**Stated exercise**
Answer with a number only: how many lines of the data contain "text"?

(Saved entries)
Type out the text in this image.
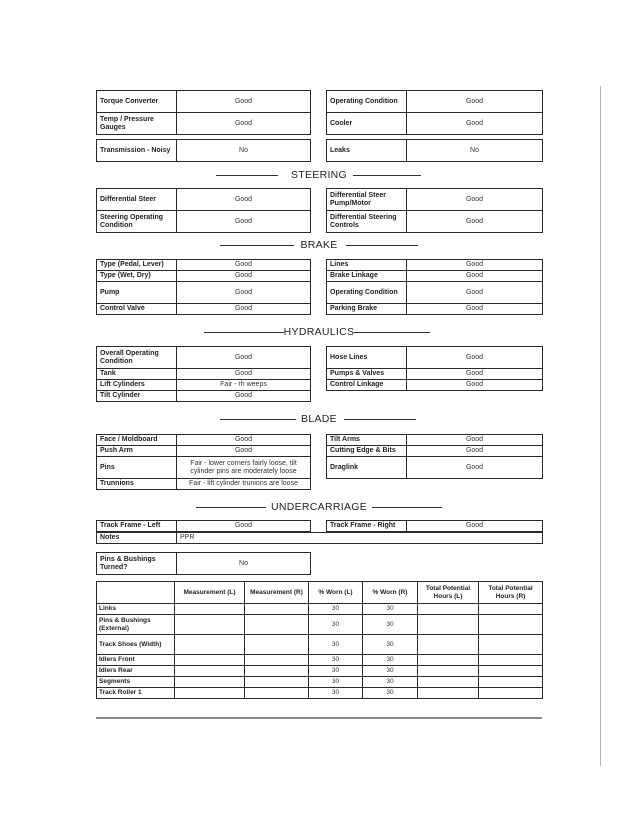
Torque Converter	Good		Operating Condition	Good
Temp / Pressure Gauges	Good		Cooler	Good
Transmission - Noisy	No		Leaks	No
STEERING
Differential Steer	Good		Differential Steer Pump/Motor	Good
Steering Operating Condition	Good		Differential Steering Controls	Good
BRAKE
Type (Pedal, Lever)	Good		Lines	Good
Type (Wet, Dry)	Good		Brake Linkage	Good
Pump	Good		Operating Condition	Good
Control Valve	Good		Parking Brake	Good
HYDRAULICS
Overall Operating Condition	Good
Tank	Good
Lift Cylinders	Fair - rh weeps
Tilt Cylinder	Good
Hose Lines	Good
Pumps & Valves	Good
Control Linkage	Good
BLADE
Face / Moldboard	Good
Push Arm	Good
Pins	Fair - lower corners fairly loose, tilt cylinder pins are moderately loose
Trunnions	Fair - lift cylinder trunions are loose
Tilt Arms	Good
Cutting Edge & Bits	Good
Draglink	Good
UNDERCARRIAGE
Track Frame - Left	Good		Track Frame - Right	Good
Notes	PPR
Pins & Bushings Turned?	No
	Measurement (L)	Measurement (R)	% Worn (L)	% Worn (R)	Total Potential Hours (L)	Total Potential Hours (R)
Links			30	30		
Pins & Bushings (External)			30	30		
Track Shoes (Width)			30	30		
Idlers Front			30	30		
Idlers Rear			30	30		
Segments			30	30		
Track Roller 1			30	30		
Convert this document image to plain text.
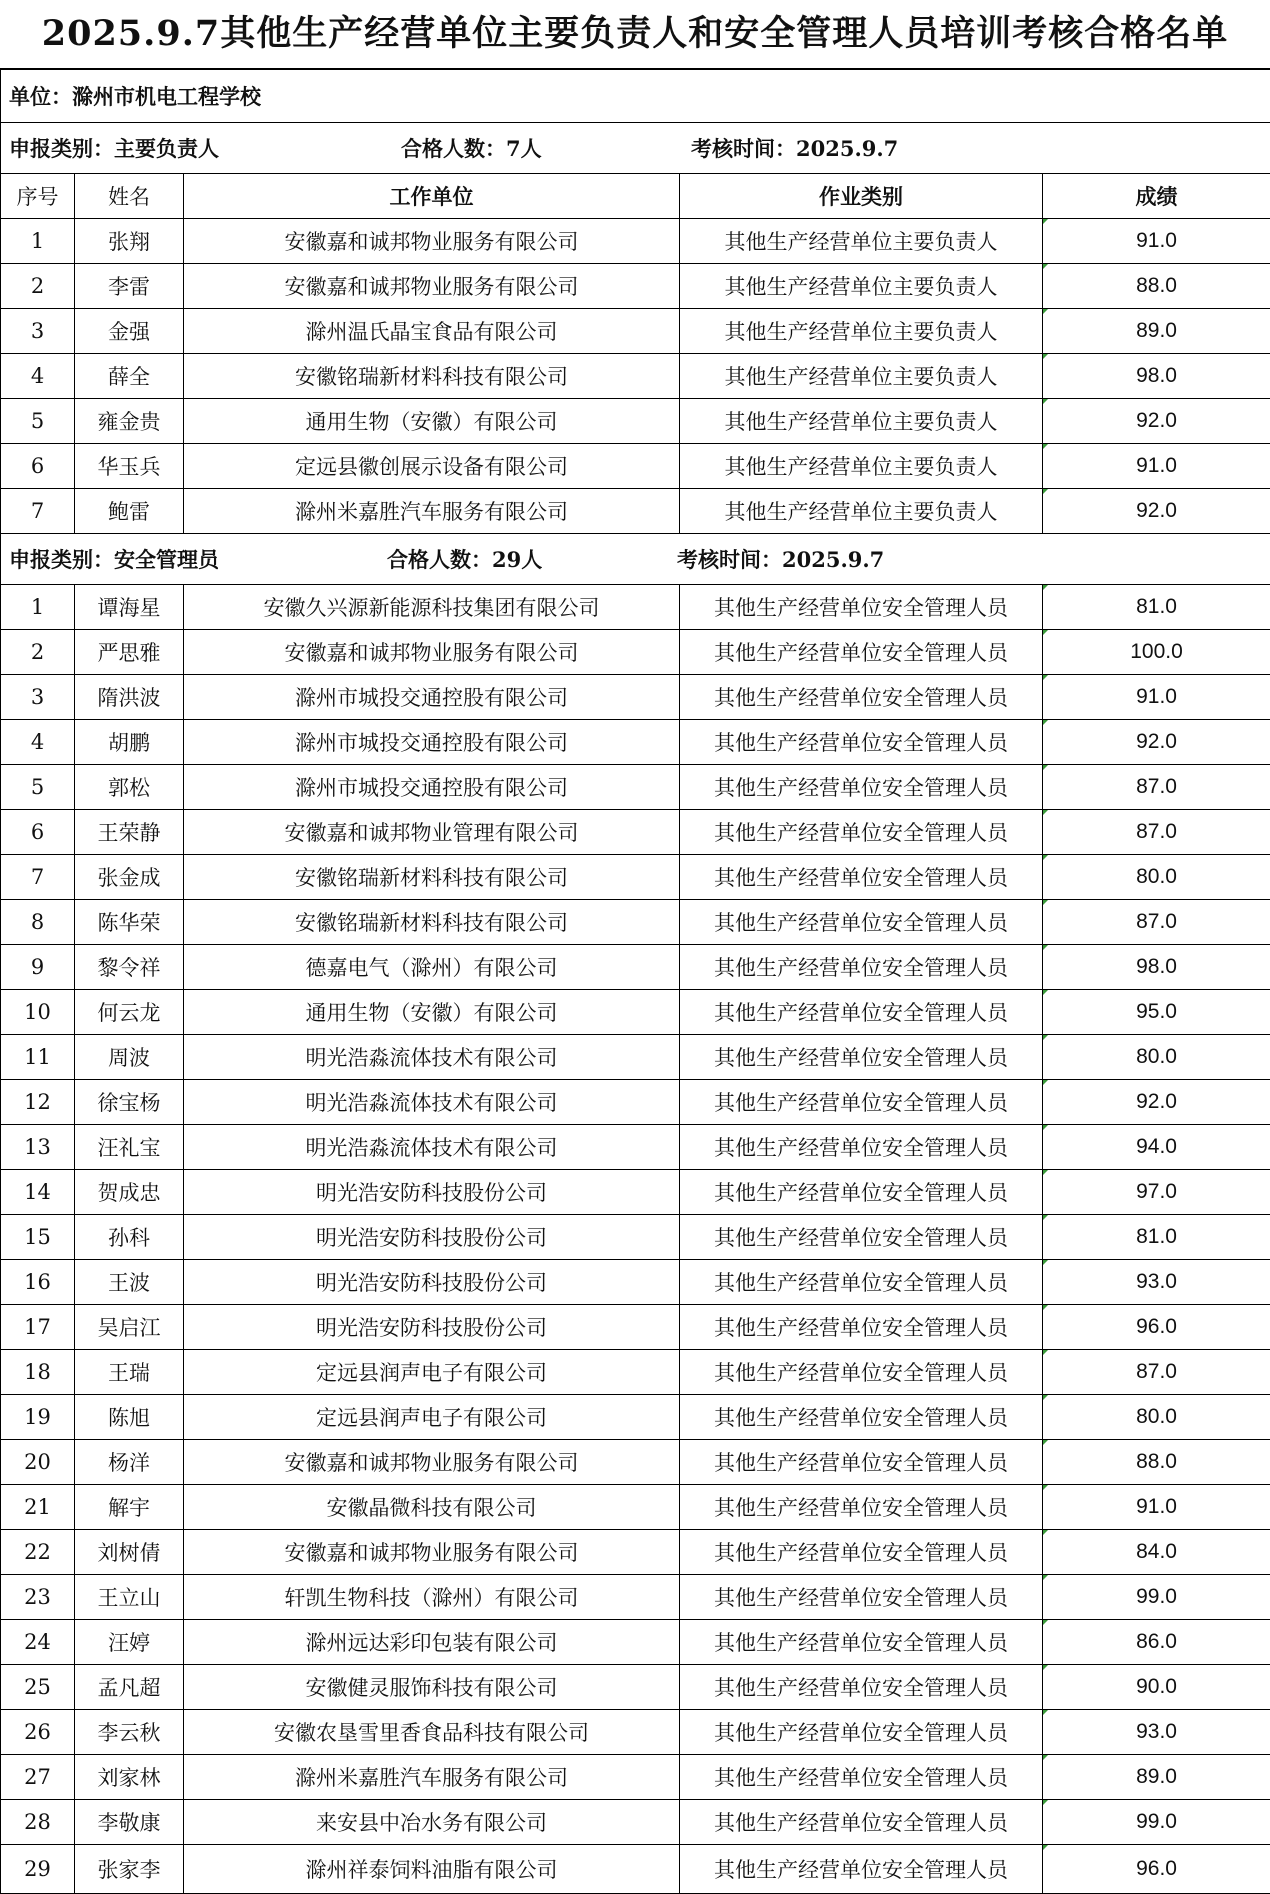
2025.9.7其他生产经营单位主要负责人和安全管理人员培训考核合格名单
单位：滁州市机电工程学校				
申报类别：主要负责人 合格人数：7人 考核时间：2025.9.7				
序号	姓名	工作单位	作业类别	成绩
1	张翔	安徽嘉和诚邦物业服务有限公司	其他生产经营单位主要负责人	91.0
2	李雷	安徽嘉和诚邦物业服务有限公司	其他生产经营单位主要负责人	88.0
3	金强	滁州温氏晶宝食品有限公司	其他生产经营单位主要负责人	89.0
4	薛全	安徽铭瑞新材料科技有限公司	其他生产经营单位主要负责人	98.0
5	雍金贵	通用生物（安徽）有限公司	其他生产经营单位主要负责人	92.0
6	华玉兵	定远县徽创展示设备有限公司	其他生产经营单位主要负责人	91.0
7	鲍雷	滁州米嘉胜汽车服务有限公司	其他生产经营单位主要负责人	92.0
申报类别：安全管理员 合格人数：29人 考核时间：2025.9.7				
1	谭海星	安徽久兴源新能源科技集团有限公司	其他生产经营单位安全管理人员	81.0
2	严思雅	安徽嘉和诚邦物业服务有限公司	其他生产经营单位安全管理人员	100.0
3	隋洪波	滁州市城投交通控股有限公司	其他生产经营单位安全管理人员	91.0
4	胡鹏	滁州市城投交通控股有限公司	其他生产经营单位安全管理人员	92.0
5	郭松	滁州市城投交通控股有限公司	其他生产经营单位安全管理人员	87.0
6	王荣静	安徽嘉和诚邦物业管理有限公司	其他生产经营单位安全管理人员	87.0
7	张金成	安徽铭瑞新材料科技有限公司	其他生产经营单位安全管理人员	80.0
8	陈华荣	安徽铭瑞新材料科技有限公司	其他生产经营单位安全管理人员	87.0
9	黎令祥	德嘉电气（滁州）有限公司	其他生产经营单位安全管理人员	98.0
10	何云龙	通用生物（安徽）有限公司	其他生产经营单位安全管理人员	95.0
11	周波	明光浩淼流体技术有限公司	其他生产经营单位安全管理人员	80.0
12	徐宝杨	明光浩淼流体技术有限公司	其他生产经营单位安全管理人员	92.0
13	汪礼宝	明光浩淼流体技术有限公司	其他生产经营单位安全管理人员	94.0
14	贺成忠	明光浩安防科技股份公司	其他生产经营单位安全管理人员	97.0
15	孙科	明光浩安防科技股份公司	其他生产经营单位安全管理人员	81.0
16	王波	明光浩安防科技股份公司	其他生产经营单位安全管理人员	93.0
17	吴启江	明光浩安防科技股份公司	其他生产经营单位安全管理人员	96.0
18	王瑞	定远县润声电子有限公司	其他生产经营单位安全管理人员	87.0
19	陈旭	定远县润声电子有限公司	其他生产经营单位安全管理人员	80.0
20	杨洋	安徽嘉和诚邦物业服务有限公司	其他生产经营单位安全管理人员	88.0
21	解宇	安徽晶微科技有限公司	其他生产经营单位安全管理人员	91.0
22	刘树倩	安徽嘉和诚邦物业服务有限公司	其他生产经营单位安全管理人员	84.0
23	王立山	轩凯生物科技（滁州）有限公司	其他生产经营单位安全管理人员	99.0
24	汪婷	滁州远达彩印包装有限公司	其他生产经营单位安全管理人员	86.0
25	孟凡超	安徽健灵服饰科技有限公司	其他生产经营单位安全管理人员	90.0
26	李云秋	安徽农垦雪里香食品科技有限公司	其他生产经营单位安全管理人员	93.0
27	刘家林	滁州米嘉胜汽车服务有限公司	其他生产经营单位安全管理人员	89.0
28	李敬康	来安县中冶水务有限公司	其他生产经营单位安全管理人员	99.0
29	张家李	滁州祥泰饲料油脂有限公司	其他生产经营单位安全管理人员	96.0
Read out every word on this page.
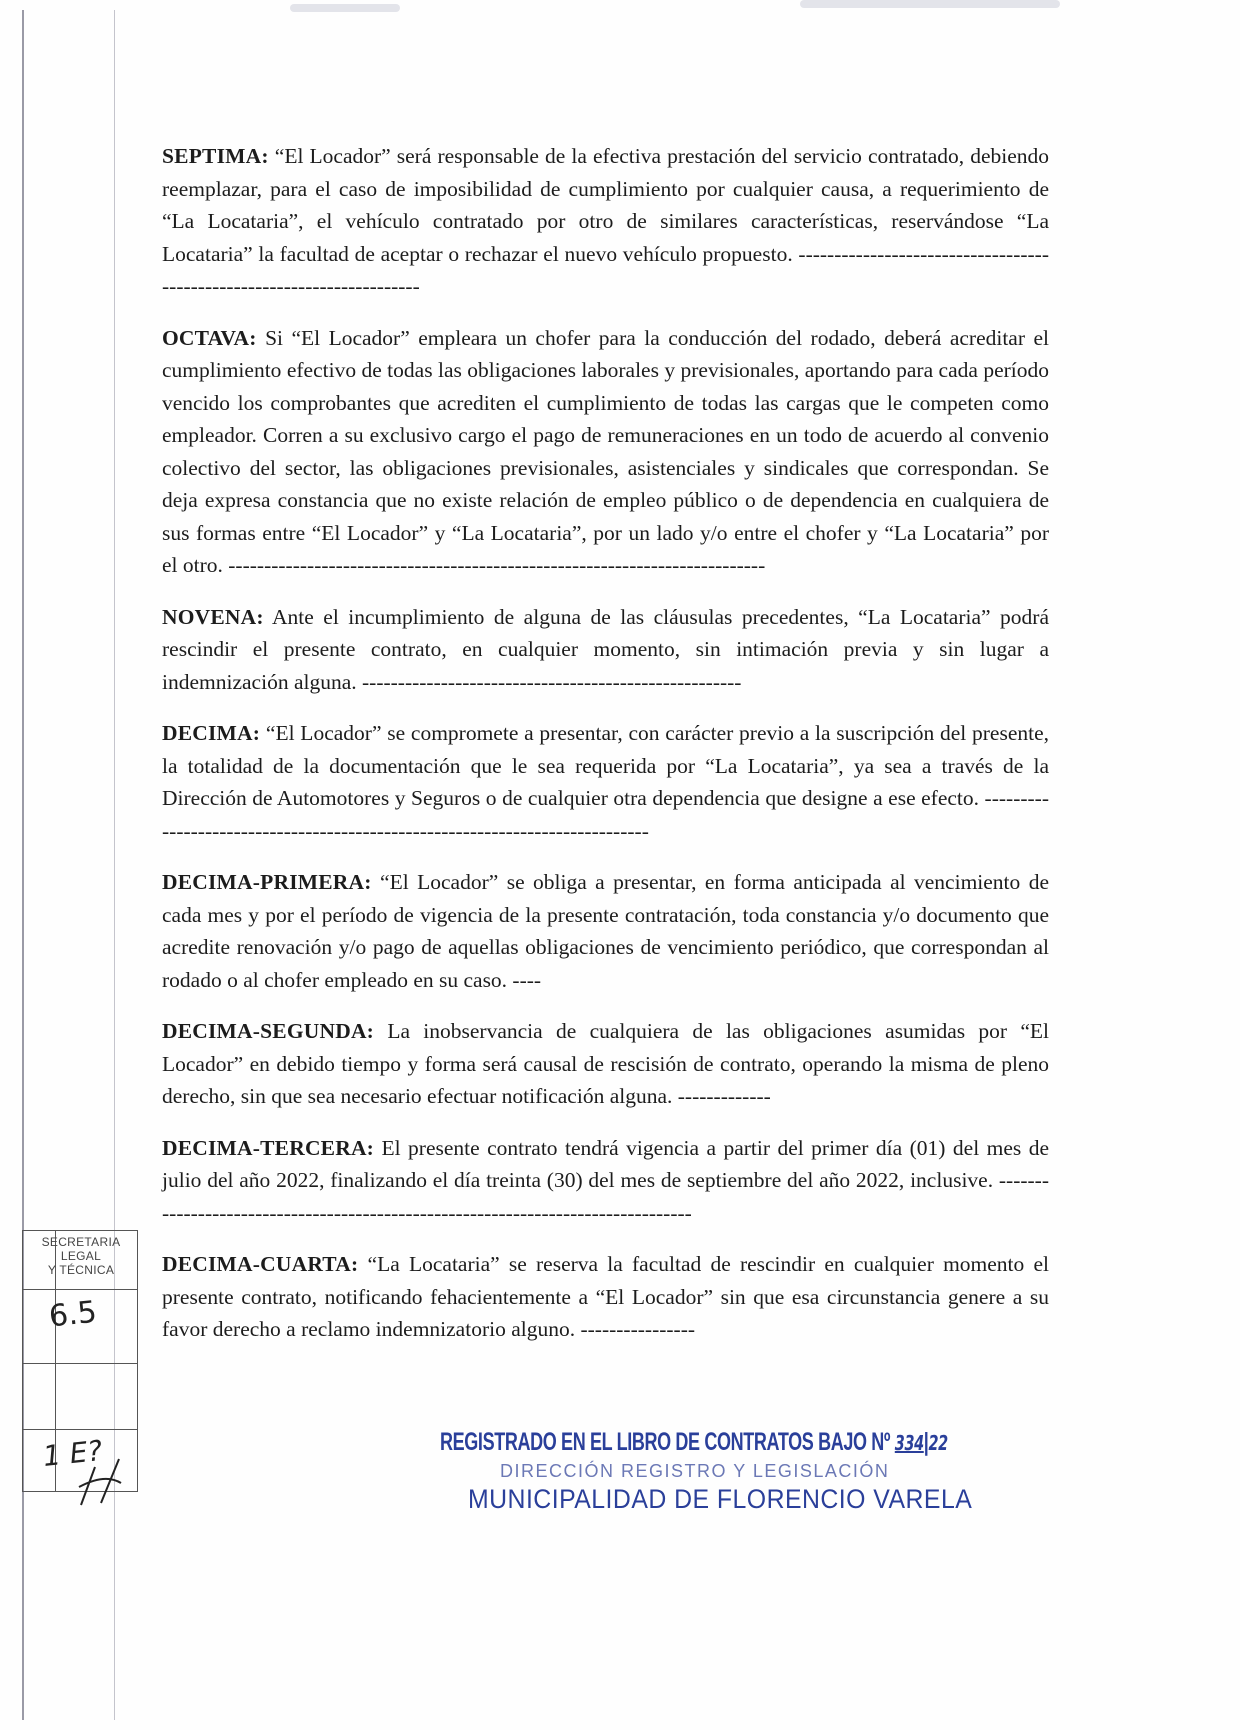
SEPTIMA: “El Locador” será responsable de la efectiva prestación del servicio contratado, debiendo reemplazar, para el caso de imposibilidad de cumplimiento por cualquier causa, a requerimiento de “La Locataria”, el vehículo contratado por otro de similares características, reservándose “La Locataria” la facultad de aceptar o rechazar el nuevo vehículo propuesto. -----------------------------------------------------------------------

OCTAVA: Si “El Locador” empleara un chofer para la conducción del rodado, deberá acreditar el cumplimiento efectivo de todas las obligaciones laborales y previsionales, aportando para cada período vencido los comprobantes que acrediten el cumplimiento de todas las cargas que le competen como empleador. Corren a su exclusivo cargo el pago de remuneraciones en un todo de acuerdo al convenio colectivo del sector, las obligaciones previsionales, asistenciales y sindicales que correspondan. Se deja expresa constancia que no existe relación de empleo público o de dependencia en cualquiera de sus formas entre “El Locador” y “La Locataria”, por un lado y/o entre el chofer y “La Locataria” por el otro. ---------------------------------------------------------------------------

NOVENA: Ante el incumplimiento de alguna de las cláusulas precedentes, “La Locataria” podrá rescindir el presente contrato, en cualquier momento, sin intimación previa y sin lugar a indemnización alguna. -----------------------------------------------------

DECIMA: “El Locador” se compromete a presentar, con carácter previo a la suscripción del presente, la totalidad de la documentación que le sea requerida por “La Locataria”, ya sea a través de la Dirección de Automotores y Seguros o de cualquier otra dependencia que designe a ese efecto. -----------------------------------------------------------------------------

DECIMA-PRIMERA: “El Locador” se obliga a presentar, en forma anticipada al vencimiento de cada mes y por el período de vigencia de la presente contratación, toda constancia y/o documento que acredite renovación y/o pago de aquellas obligaciones de vencimiento periódico, que correspondan al rodado o al chofer empleado en su caso. ----

DECIMA-SEGUNDA: La inobservancia de cualquiera de las obligaciones asumidas por “El Locador” en debido tiempo y forma será causal de rescisión de contrato, operando la misma de pleno derecho, sin que sea necesario efectuar notificación alguna. -------------

DECIMA-TERCERA: El presente contrato tendrá vigencia a partir del primer día (01) del mes de julio del año 2022, finalizando el día treinta (30) del mes de septiembre del año 2022, inclusive. ---------------------------------------------------------------------------------

DECIMA-CUARTA: “La Locataria” se reserva la facultad de rescindir en cualquier momento el presente contrato, notificando fehacientemente a “El Locador” sin que esa circunstancia genere a su favor derecho a reclamo indemnizatorio alguno. ----------------

SECRETARIA
LEGAL
Y TÉCNICA
6.5
1 E?	REGISTRADO EN EL LIBRO DE CONTRATOS BAJO Nº 334|22
DIRECCIÓN REGISTRO Y LEGISLACIÓN
MUNICIPALIDAD DE FLORENCIO VARELA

**Solved exercise**
2